PROBLEM TO SOLVE -> Output each line of the material exactly as it stands.

Collected data:
☆ ☆ ☆ ☆ ☆

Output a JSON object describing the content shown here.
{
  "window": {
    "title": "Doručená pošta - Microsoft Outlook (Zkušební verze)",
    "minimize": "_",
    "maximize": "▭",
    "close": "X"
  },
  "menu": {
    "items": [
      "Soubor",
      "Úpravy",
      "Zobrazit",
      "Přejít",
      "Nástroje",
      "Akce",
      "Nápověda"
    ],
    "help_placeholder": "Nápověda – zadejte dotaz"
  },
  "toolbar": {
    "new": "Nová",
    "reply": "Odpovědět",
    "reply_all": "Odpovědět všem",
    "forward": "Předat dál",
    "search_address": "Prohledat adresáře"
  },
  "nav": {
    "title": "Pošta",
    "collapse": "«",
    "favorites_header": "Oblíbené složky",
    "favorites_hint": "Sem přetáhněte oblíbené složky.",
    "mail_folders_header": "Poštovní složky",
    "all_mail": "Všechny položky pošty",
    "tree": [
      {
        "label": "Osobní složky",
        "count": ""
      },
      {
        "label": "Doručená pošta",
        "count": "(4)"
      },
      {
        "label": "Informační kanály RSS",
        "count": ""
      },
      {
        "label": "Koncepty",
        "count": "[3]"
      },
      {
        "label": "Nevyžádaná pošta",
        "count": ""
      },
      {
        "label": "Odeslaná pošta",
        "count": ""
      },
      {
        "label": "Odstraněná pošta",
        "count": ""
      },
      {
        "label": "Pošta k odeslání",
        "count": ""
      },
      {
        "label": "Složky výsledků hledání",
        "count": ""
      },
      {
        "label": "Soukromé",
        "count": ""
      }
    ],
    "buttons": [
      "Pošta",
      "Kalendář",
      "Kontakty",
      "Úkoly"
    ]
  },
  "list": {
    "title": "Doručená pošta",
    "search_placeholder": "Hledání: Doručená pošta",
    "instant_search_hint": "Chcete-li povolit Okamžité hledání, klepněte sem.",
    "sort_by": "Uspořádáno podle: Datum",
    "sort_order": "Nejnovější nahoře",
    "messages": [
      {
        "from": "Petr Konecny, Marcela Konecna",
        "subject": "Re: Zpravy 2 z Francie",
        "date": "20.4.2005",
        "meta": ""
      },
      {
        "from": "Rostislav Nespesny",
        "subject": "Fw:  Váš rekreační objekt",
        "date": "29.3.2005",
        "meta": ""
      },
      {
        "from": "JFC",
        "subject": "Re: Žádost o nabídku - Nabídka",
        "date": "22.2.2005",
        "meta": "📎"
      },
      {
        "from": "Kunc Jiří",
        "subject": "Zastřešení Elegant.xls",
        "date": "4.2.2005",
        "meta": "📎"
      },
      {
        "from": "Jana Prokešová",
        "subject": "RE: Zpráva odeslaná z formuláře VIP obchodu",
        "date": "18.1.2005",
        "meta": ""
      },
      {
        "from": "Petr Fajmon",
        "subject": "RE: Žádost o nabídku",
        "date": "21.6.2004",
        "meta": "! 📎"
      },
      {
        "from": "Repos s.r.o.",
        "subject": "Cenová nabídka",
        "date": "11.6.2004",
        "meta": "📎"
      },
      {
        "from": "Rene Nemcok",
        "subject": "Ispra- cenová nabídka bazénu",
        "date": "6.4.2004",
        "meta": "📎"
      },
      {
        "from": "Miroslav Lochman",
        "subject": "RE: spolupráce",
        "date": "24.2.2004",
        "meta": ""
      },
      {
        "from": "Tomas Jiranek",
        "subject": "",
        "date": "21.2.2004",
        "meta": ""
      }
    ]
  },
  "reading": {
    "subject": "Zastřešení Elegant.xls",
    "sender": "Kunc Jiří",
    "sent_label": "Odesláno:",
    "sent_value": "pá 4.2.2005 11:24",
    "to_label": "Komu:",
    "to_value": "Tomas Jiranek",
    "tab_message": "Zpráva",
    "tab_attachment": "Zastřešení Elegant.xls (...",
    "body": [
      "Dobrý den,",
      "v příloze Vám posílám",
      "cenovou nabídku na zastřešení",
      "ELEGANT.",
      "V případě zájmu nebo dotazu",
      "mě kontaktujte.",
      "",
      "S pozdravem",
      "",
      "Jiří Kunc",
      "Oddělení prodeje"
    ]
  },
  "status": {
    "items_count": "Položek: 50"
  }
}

☆ ☆ ☆ ☆ ☆

RESULT OF THIS EXERCISE ->
Output a JSON object describing the content shown here.
{
  "window": {
    "title": "Doručená pošta - Microsoft Outlook (Zkušební verze)",
    "minimize": "_",
    "maximize": "▭",
    "close": "X"
  },
  "menu": {
    "items": [
      "Soubor",
      "Úpravy",
      "Zobrazit",
      "Přejít",
      "Nástroje",
      "Akce",
      "Nápověda"
    ],
    "help_placeholder": "Nápověda – zadejte dotaz"
  },
  "toolbar": {
    "new": "Nová",
    "reply": "Odpovědět",
    "reply_all": "Odpovědět všem",
    "forward": "Předat dál",
    "search_address": "Prohledat adresáře"
  },
  "nav": {
    "title": "Pošta",
    "collapse": "«",
    "favorites_header": "Oblíbené složky",
    "favorites_hint": "Sem přetáhněte oblíbené složky.",
    "mail_folders_header": "Poštovní složky",
    "all_mail": "Všechny položky pošty",
    "tree": [
      {
        "label": "Osobní složky",
        "count": ""
      },
      {
        "label": "Doručená pošta",
        "count": "(4)"
      },
      {
        "label": "Informační kanály RSS",
        "count": ""
      },
      {
        "label": "Koncepty",
        "count": "[3]"
      },
      {
        "label": "Nevyžádaná pošta",
        "count": ""
      },
      {
        "label": "Odeslaná pošta",
        "count": ""
      },
      {
        "label": "Odstraněná pošta",
        "count": ""
      },
      {
        "label": "Pošta k odeslání",
        "count": ""
      },
      {
        "label": "Složky výsledků hledání",
        "count": ""
      },
      {
        "label": "Soukromé",
        "count": ""
      }
    ],
    "buttons": [
      "Pošta",
      "Kalendář",
      "Kontakty",
      "Úkoly"
    ]
  },
  "list": {
    "title": "Doručená pošta",
    "search_placeholder": "Hledání: Doručená pošta",
    "instant_search_hint": "Chcete-li povolit Okamžité hledání, klepněte sem.",
    "sort_by": "Uspořádáno podle: Datum",
    "sort_order": "Nejnovější nahoře",
    "messages": [
      {
        "from": "Petr Konecny, Marcela Konecna",
        "subject": "Re: Zpravy 2 z Francie",
        "date": "20.4.2005",
        "meta": ""
      },
      {
        "from": "Rostislav Nespesny",
        "subject": "Fw:  Váš rekreační objekt",
        "date": "29.3.2005",
        "meta": ""
      },
      {
        "from": "JFC",
        "subject": "Re: Žádost o nabídku - Nabídka",
        "date": "22.2.2005",
        "meta": "📎"
      },
      {
        "from": "Kunc Jiří",
        "subject": "Zastřešení Elegant.xls",
        "date": "4.2.2005",
        "meta": "📎"
      },
      {
        "from": "Jana Prokešová",
        "subject": "RE: Zpráva odeslaná z formuláře VIP obchodu",
        "date": "18.1.2005",
        "meta": ""
      },
      {
        "from": "Petr Fajmon",
        "subject": "RE: Žádost o nabídku",
        "date": "21.6.2004",
        "meta": "! 📎"
      },
      {
        "from": "Repos s.r.o.",
        "subject": "Cenová nabídka",
        "date": "11.6.2004",
        "meta": "📎"
      },
      {
        "from": "Rene Nemcok",
        "subject": "Ispra- cenová nabídka bazénu",
        "date": "6.4.2004",
        "meta": "📎"
      },
      {
        "from": "Miroslav Lochman",
        "subject": "RE: spolupráce",
        "date": "24.2.2004",
        "meta": ""
      },
      {
        "from": "Tomas Jiranek",
        "subject": "",
        "date": "21.2.2004",
        "meta": ""
      }
    ]
  },
  "reading": {
    "subject": "Zastřešení Elegant.xls",
    "sender": "Kunc Jiří",
    "sent_label": "Odesláno:",
    "sent_value": "pá 4.2.2005 11:24",
    "to_label": "Komu:",
    "to_value": "Tomas Jiranek",
    "tab_message": "Zpráva",
    "tab_attachment": "Zastřešení Elegant.xls (...",
    "body": [
      "Dobrý den,",
      "v příloze Vám posílám",
      "cenovou nabídku na zastřešení",
      "ELEGANT.",
      "V případě zájmu nebo dotazu",
      "mě kontaktujte.",
      "",
      "S pozdravem",
      "",
      "Jiří Kunc",
      "Oddělení prodeje"
    ]
  },
  "status": {
    "items_count": "Položek: 50"
  }
}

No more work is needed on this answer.